_Problem details_:
Set the listing down unchanged, minus every embedded image.

_Input records_:
════════════════════
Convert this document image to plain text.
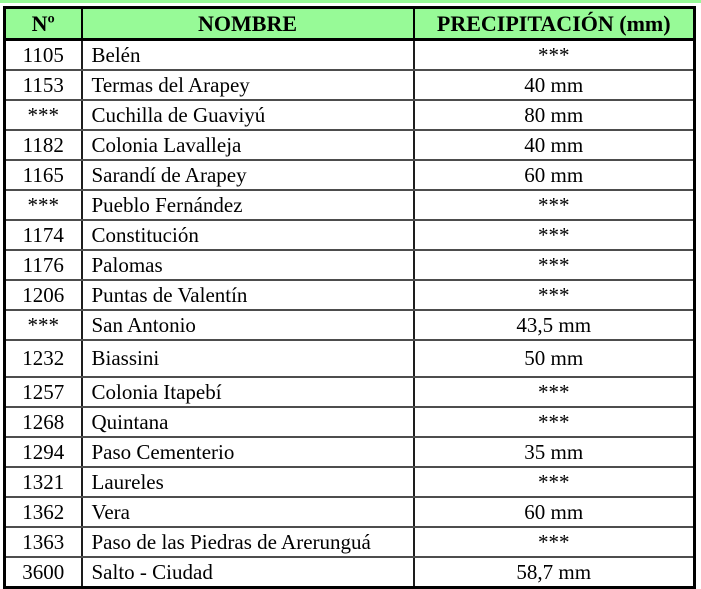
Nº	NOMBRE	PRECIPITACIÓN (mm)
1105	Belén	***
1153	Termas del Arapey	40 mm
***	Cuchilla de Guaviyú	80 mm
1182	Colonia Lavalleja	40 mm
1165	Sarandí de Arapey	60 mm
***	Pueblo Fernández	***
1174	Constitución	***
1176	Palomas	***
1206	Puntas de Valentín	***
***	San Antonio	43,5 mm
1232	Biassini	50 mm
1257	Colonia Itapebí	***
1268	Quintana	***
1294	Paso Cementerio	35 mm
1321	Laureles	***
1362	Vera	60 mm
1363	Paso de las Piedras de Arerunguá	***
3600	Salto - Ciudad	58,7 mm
════════════════════
_Solution to this task_:
Convert this document image to plain text.
Nº	NOMBRE	PRECIPITACIÓN (mm)
1105	Belén	***
1153	Termas del Arapey	40 mm
***	Cuchilla de Guaviyú	80 mm
1182	Colonia Lavalleja	40 mm
1165	Sarandí de Arapey	60 mm
***	Pueblo Fernández	***
1174	Constitución	***
1176	Palomas	***
1206	Puntas de Valentín	***
***	San Antonio	43,5 mm
1232	Biassini	50 mm
1257	Colonia Itapebí	***
1268	Quintana	***
1294	Paso Cementerio	35 mm
1321	Laureles	***
1362	Vera	60 mm
1363	Paso de las Piedras de Arerunguá	***
3600	Salto - Ciudad	58,7 mm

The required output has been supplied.